Sabtu, 23/11/2024 06:44 WIB

Muslim Rohingya di Bawah Bayang-Bayang Geneosida

Laporan itu menyampaikan bahwa 600.000 Rohingya yang tersisa di Rakhine hidup dalam kondisi menyedihkan.

Etnis Rohingya. (Foto: Press TV)

Jakarta, Jurnas.com - Misi Pencari Fakta PBB (FFM) mengatakan, penganiayaan terhadap Muslim Rohingya ternyata masih terus berlanjut di Myanmar. Ratusan ribu orang terancam mengalami pembunuhan besar-besaran (genosida, Red).

Hal itu disampaikan, misi pencari fakta internasional independen PBB tentang Myanmar saat mempresentasikan laporan terakhirnya kepada Dewan HAM PBB di Jenewa pada Selasa (17/9).

FFM mengungkapkan, ribuan Muslim Rohingya terbunuh, terluka, ditangkap secara sewenang-wenang, atau diperkosa tentara Myanmar dan gerombolan Buddha terutama antara November 2016 dan Agustus 2017.

Lebih dari 730.000 Muslim Rohingya melarikan diri dari Negara Bagian Rakhine Myanmar ke negara tetangga Bangladesh setelah tindakan keras yang meningkat pada tahun 2017.

"Kami menyimpulkan bahwa ada pengaruh kuat dari niat genosida berkelanjutan pada bagian negara sehubungan dengan Rohingya, bahwa ada risiko serius berulang genosida," jelasa Ketua FFM, Marzuki Darusman.

"Biar saya perjelas: kebijakan, undang-undang, individu, dan intuisi yang memimpin pekerjaan dasar untuk operasi pembersihan brutal pada 2016 dan 2017 tetap ada dan kuat. Impunitas berlanjut, diskriminasi berlanjut, kebencian terus berlanjut, penganiayaan berlanjut," lanjutnya.

**Uraian Tugas:**
Tuliskan kembali berita tentang Muslim Rohingya di atas secara utuh, tanpa mengubah satu karakter pun. Data di bawah ini tidak diperlukan untuk pengerjaan apa pun.

**Bagian Data:**
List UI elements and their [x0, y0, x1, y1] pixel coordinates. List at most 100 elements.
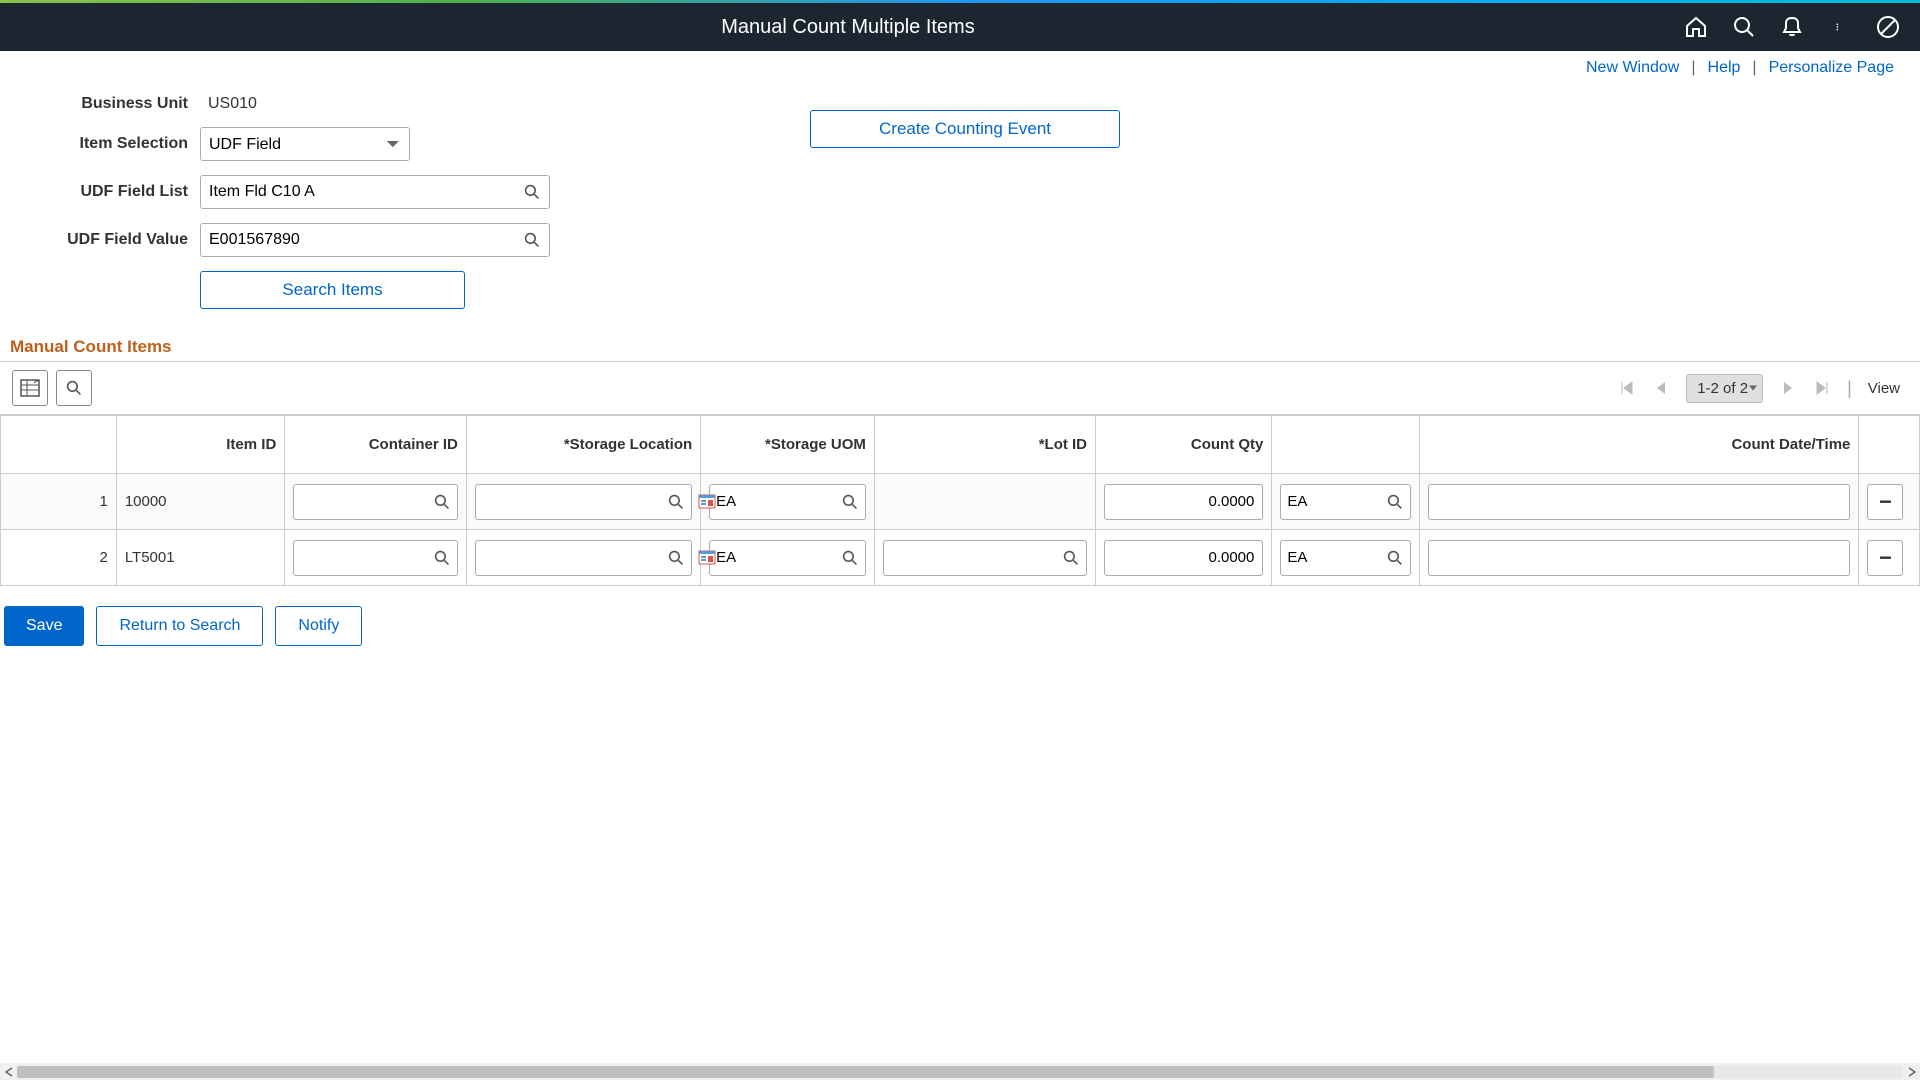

**Hasil Tugas:**
Sabtu, 23/11/2024 06:44 WIB

Muslim Rohingya di Bawah Bayang-Bayang Geneosida

Laporan itu menyampaikan bahwa 600.000 Rohingya yang tersisa di Rakhine hidup dalam kondisi menyedihkan.

Etnis Rohingya. (Foto: Press TV)

Jakarta, Jurnas.com - Misi Pencari Fakta PBB (FFM) mengatakan, penganiayaan terhadap Muslim Rohingya ternyata masih terus berlanjut di Myanmar. Ratusan ribu orang terancam mengalami pembunuhan besar-besaran (genosida, Red).

Hal itu disampaikan, misi pencari fakta internasional independen PBB tentang Myanmar saat mempresentasikan laporan terakhirnya kepada Dewan HAM PBB di Jenewa pada Selasa (17/9).

FFM mengungkapkan, ribuan Muslim Rohingya terbunuh, terluka, ditangkap secara sewenang-wenang, atau diperkosa tentara Myanmar dan gerombolan Buddha terutama antara November 2016 dan Agustus 2017.

Lebih dari 730.000 Muslim Rohingya melarikan diri dari Negara Bagian Rakhine Myanmar ke negara tetangga Bangladesh setelah tindakan keras yang meningkat pada tahun 2017.

"Kami menyimpulkan bahwa ada pengaruh kuat dari niat genosida berkelanjutan pada bagian negara sehubungan dengan Rohingya, bahwa ada risiko serius berulang genosida," jelasa Ketua FFM, Marzuki Darusman.

"Biar saya perjelas: kebijakan, undang-undang, individu, dan intuisi yang memimpin pekerjaan dasar untuk operasi pembersihan brutal pada 2016 dan 2017 tetap ada dan kuat. Impunitas berlanjut, diskriminasi berlanjut, kebencian terus berlanjut, penganiayaan berlanjut," lanjutnya.